▶ **ATTIVITÀ DA SVOLGERE**:
a) Secondo il brano su sant'Armagilo, in quale data il Martyrologium Romanum riporta la sua festa?
b) Trascriva fedelmente dal brano su sant'Armagilo il tratto compreso tra le parole "La morte Morì" e le parole "nel XII secolo.".

▶ **BRANO**:
━━━━━━━━

La morte Morì probabilmente verso il 570 nel monastero di Ploërmel. Nessuna fonte contemporanea descrive gli ultimi momenti della sua vita; le notizie derivano esclusivamente dalla Vita composta nel XII secolo.
Il culto La venerazione di sant'Armagilo conobbe una straordinaria diffusione in Bretagna, dove numerosi villaggi, cappelle e parrocchie portano ancora il suo nome. La sua Vita, redatta nel XII secolo, venne inserita nel Breviario di Saint-Pol-de-Léon stampato nel 1516, contribuendo alla diffusione del culto. Nel 1498 il suo nome entrò anche nel Messale di Salisbury, segno della crescente devozione sviluppatasi in Inghilterra durante il regno di Enrico VII Tudor. Il Martirologio Romano lo ricorda semplicemente con le parole: "In Bretagna, sant'Armagilo, eremita." Questa definizione mette in evidenza soprattutto la dimensione contemplativa della sua vita, mentre la tradizione popolare continua a ricordarlo anche come abate e fondatore di monasteri. Autore: Giampietro Cattini
Le prime testimonianze dell’esistenza di Sant’Armagilo risalgono al XII secolo, anche se con ogni probabilità gli eventi narrati sono da considerarsi leggendari. Pare che il santo fosse originario del Galles e si sarebbe formato sotto la guida dell’abate Carentmael. Armagilo meditò di dedicare la sua vita interamente a Dio e, assunti i voti monastici, si trasferì ad Armonica con il suo maestro ed altri compagni. Insieme con Plouarzel condussero una vita improntata al Vangelo, ma vennero ostacolati nei loro buoni propositi da Conmaro, un usurpatore che aveva ucciso il capo delle tribù locali, Jona. Partirono allora per Parigi, ad invocare l’aiuto del re Childeberto. Dopo che nel 555 il figlio di Jona vendicò l’assassinio del padre, Armagilo ricevette in dono un terreno vicino a Rennes, presso l’odierna Saint-Armel-des-Bochaux, ove potè ristabilire la sua comunità. Fondò anche un altro nuovo monastero a Ploermel nel Morbihan, dove la morte lo colse in pace. Numerose leggende sorsero sulla sua vita: una narra che addirittura sconfisse un drago portandolo sul Monte Saint-Armel ed intimandogli di gettarsi nel fiume sottostante. Viene infatti solitamente ritratto con l’armatura e la pianeta mentre affronta tale drago. Vi è inoltre una serie di immagini risalente al XVI secolo oggetto delle vetrate della chiesa di Ploermel. Una statua del santo si trova nella cappella personale di Enrico VII persso l’abbazia di Westminster, mentre sulla tomba del cardinale Morton nella cattedrale di Canterbury è riprodotta una sua effige. Infine altre immagini del santo si possono riscontrare sul dossale dell’abbazia di Romsey e nella chiesa londinese di Santa Maria aBrookfield. Il nome di questo santo, italianizzato come Armagilo, è indicato a seconda delle fonti in parecchie accezioni: Armel, Ermal, Erme, Arzel, Arkel, Atrhmael ed Ermyn. Il suo culto si diffuse abbondantemente, nonostante la scarsità di notizie sul suo conto, è la sua festa, già citata dal calendario di Sarum del 1498, è riportata oggi anche dal Martyrologium Romanum in data 16 agosto. Tale documento ufficiale della Chiesa lo indica quale eremita, anche se è abitualmente considerato abate. Da sempre è invocato contro malattie e disgrazie, in particolare contro coliche, gotta, paralisi e reumatismi. Il re Enrico VII d’Inghilterra era addirittura convinto che l’intercessione del santo lo avesse salvato da un naufragio sulla costa bretone.

━━━━━━━━

▶ **DATI FORNITI**:
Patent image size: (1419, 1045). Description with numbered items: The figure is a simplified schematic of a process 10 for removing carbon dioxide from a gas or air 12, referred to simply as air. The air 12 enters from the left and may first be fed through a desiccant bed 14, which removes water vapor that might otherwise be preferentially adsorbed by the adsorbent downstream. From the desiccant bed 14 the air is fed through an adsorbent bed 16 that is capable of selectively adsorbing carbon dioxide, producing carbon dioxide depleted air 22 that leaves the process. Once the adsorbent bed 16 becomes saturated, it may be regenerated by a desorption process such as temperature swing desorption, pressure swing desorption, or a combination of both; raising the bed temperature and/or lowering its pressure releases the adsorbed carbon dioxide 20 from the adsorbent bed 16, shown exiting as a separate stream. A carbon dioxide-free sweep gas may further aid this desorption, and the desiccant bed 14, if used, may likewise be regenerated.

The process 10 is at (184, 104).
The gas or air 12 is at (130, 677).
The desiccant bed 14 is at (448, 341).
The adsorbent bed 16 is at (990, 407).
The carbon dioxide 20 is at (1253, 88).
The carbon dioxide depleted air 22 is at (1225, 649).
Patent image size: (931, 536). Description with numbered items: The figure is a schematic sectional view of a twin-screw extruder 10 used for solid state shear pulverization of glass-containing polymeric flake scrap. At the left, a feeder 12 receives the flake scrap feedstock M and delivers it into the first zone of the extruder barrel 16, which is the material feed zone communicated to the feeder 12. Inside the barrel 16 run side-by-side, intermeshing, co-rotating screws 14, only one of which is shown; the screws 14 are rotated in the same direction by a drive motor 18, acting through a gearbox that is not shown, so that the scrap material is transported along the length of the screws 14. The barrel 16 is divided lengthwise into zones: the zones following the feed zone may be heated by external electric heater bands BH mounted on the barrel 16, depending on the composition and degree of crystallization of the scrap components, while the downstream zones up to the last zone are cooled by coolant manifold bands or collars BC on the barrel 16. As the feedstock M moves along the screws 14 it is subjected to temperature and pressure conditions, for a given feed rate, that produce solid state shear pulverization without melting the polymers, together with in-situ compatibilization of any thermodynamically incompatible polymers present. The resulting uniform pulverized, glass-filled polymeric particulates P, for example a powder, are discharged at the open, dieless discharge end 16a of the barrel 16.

━━━━━━━━

▶ **SOLUZIONI DELLE ATTIVITÀ**:
a) Il 16 agosto.

b)
La morte Morì probabilmente verso il 570 nel monastero di Ploërmel. Nessuna fonte contemporanea descrive gli ultimi momenti della sua vita; le notizie derivano esclusivamente dalla Vita composta nel XII secolo.